(Extracted records)
[START]
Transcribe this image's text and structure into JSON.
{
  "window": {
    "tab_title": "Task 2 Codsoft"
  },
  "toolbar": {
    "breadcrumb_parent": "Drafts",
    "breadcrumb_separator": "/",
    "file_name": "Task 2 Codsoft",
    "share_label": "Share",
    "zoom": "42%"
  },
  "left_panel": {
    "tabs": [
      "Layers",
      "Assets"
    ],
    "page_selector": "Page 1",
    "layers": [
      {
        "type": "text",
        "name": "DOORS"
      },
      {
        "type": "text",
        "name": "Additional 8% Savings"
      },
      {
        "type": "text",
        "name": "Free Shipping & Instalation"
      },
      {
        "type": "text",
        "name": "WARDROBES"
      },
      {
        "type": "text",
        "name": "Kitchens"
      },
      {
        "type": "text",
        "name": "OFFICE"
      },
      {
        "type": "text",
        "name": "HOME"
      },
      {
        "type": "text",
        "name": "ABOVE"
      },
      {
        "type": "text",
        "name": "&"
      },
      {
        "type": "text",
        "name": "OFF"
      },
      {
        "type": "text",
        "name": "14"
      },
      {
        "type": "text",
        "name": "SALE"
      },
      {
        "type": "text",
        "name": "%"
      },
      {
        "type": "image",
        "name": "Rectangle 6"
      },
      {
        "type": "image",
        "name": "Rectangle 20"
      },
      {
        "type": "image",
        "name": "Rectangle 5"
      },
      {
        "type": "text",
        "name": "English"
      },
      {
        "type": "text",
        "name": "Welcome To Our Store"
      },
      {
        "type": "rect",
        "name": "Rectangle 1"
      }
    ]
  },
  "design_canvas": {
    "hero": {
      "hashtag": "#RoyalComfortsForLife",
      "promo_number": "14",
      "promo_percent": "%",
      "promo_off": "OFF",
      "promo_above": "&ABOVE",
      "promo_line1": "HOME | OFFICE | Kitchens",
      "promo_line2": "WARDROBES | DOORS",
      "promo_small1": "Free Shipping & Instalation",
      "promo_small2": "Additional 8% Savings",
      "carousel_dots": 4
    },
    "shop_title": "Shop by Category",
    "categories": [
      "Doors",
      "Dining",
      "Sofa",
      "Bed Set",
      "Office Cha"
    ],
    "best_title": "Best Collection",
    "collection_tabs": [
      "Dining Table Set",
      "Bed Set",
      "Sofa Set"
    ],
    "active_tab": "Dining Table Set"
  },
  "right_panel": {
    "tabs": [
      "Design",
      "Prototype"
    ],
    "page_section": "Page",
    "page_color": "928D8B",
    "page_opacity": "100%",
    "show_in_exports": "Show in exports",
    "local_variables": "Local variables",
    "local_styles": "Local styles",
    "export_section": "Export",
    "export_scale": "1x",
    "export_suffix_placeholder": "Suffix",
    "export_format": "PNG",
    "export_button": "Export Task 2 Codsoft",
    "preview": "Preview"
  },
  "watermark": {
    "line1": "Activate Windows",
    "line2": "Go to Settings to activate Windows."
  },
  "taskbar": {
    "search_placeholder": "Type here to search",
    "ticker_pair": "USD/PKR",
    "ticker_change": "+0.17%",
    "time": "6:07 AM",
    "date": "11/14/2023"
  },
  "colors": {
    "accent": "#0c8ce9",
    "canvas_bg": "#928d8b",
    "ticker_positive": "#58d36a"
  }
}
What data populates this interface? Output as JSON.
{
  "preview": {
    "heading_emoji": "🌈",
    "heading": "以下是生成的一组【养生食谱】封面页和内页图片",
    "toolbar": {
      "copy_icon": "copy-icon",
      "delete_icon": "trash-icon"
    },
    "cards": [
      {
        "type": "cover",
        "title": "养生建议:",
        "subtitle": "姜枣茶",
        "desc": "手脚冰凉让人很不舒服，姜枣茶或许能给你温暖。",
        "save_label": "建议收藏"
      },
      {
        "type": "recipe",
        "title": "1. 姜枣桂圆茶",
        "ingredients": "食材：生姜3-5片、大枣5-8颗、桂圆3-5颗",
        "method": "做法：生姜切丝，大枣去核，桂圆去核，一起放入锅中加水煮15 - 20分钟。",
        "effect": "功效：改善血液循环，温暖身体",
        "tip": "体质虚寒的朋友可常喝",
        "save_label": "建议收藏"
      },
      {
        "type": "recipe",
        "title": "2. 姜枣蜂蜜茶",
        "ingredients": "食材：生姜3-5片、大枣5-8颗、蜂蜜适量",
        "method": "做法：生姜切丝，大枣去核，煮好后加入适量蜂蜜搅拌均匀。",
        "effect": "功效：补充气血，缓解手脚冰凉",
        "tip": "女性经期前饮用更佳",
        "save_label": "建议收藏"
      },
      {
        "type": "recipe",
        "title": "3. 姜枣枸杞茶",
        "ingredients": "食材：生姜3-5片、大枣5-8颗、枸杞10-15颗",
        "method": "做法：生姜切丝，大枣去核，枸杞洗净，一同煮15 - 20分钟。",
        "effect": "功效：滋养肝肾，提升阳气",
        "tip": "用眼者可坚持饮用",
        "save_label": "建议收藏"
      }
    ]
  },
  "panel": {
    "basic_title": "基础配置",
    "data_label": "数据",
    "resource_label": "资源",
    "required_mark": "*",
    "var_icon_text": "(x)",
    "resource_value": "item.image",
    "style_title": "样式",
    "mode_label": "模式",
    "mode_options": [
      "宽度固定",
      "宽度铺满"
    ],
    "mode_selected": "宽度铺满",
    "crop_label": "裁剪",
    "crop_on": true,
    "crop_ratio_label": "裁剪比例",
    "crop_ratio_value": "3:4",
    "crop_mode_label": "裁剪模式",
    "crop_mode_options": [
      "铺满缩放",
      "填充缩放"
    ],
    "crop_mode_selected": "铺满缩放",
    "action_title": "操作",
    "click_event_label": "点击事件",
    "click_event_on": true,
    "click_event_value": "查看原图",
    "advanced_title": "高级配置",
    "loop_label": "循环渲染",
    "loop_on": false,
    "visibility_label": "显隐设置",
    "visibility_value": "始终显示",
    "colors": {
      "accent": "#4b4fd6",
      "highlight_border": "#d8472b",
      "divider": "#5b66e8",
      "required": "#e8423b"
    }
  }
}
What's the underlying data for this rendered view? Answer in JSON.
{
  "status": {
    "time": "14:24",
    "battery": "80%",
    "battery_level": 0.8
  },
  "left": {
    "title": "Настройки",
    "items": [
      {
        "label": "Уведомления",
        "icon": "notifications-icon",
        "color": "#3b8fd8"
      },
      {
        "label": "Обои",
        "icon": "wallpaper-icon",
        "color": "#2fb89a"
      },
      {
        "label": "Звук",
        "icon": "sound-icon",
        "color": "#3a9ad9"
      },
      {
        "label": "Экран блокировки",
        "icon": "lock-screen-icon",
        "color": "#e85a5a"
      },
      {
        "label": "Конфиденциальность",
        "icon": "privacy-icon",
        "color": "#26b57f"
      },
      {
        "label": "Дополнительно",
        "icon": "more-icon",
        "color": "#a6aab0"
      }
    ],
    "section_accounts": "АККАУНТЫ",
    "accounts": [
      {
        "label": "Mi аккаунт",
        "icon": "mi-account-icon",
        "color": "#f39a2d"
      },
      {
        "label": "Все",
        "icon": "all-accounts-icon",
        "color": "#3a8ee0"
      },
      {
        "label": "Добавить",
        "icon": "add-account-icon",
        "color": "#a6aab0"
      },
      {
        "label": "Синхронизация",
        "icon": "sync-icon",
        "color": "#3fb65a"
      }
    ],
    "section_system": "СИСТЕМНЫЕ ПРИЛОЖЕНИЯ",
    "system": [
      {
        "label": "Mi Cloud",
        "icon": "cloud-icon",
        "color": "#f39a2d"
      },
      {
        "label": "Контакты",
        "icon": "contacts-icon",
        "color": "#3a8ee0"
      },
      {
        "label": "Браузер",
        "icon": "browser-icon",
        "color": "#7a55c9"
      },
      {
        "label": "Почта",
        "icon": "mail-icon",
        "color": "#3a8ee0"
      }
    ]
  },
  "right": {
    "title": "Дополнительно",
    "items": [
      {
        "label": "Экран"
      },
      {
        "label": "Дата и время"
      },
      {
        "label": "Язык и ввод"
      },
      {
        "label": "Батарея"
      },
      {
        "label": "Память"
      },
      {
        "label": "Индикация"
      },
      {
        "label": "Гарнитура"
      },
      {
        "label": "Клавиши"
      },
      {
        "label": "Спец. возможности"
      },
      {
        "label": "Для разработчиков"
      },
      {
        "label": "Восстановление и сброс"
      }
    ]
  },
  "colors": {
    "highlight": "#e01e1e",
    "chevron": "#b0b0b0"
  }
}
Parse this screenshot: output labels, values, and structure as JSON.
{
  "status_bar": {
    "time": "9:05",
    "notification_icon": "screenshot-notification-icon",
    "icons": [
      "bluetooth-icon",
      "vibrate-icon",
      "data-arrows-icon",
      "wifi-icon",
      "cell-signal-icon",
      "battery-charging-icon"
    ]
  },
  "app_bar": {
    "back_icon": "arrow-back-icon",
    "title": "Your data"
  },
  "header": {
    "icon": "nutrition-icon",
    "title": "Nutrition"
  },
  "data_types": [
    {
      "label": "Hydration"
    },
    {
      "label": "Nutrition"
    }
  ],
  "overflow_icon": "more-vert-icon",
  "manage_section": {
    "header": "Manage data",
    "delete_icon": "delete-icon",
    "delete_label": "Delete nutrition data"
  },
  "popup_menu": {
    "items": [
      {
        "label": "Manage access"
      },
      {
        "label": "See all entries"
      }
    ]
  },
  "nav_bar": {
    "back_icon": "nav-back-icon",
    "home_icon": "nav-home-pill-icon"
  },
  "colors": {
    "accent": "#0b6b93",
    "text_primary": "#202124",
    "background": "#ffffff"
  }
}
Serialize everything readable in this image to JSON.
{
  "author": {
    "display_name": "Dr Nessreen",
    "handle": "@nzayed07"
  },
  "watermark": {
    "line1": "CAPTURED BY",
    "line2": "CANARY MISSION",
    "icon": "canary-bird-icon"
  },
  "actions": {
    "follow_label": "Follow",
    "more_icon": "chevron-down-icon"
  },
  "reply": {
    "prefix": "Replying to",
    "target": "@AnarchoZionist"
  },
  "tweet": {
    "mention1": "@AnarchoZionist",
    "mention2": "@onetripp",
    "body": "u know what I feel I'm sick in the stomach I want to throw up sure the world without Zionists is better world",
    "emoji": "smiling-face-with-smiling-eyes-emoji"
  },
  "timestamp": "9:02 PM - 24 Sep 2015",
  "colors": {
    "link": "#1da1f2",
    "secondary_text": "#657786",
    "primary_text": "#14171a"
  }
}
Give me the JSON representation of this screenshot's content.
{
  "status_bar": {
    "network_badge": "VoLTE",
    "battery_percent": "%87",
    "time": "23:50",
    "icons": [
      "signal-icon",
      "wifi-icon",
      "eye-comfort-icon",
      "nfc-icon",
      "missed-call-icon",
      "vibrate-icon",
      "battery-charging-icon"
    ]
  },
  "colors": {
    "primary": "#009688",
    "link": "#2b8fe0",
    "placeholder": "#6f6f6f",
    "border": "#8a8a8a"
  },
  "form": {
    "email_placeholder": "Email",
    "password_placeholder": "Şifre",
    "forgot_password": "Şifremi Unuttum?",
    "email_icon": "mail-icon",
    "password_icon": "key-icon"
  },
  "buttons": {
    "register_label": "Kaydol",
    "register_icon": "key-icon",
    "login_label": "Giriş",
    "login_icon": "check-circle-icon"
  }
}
[END]
#### Exercise objective
Check the data for the word "大枣去核" and pull out the lines that have it.

#### Task result
        "method": "做法：生姜切丝，大枣去核，桂圆去核，一起放入锅中加水煮15 - 20分钟。",
        "method": "做法：生姜切丝，大枣去核，煮好后加入适量蜂蜜搅拌均匀。",
        "method": "做法：生姜切丝，大枣去核，枸杞洗净，一同煮15 - 20分钟。",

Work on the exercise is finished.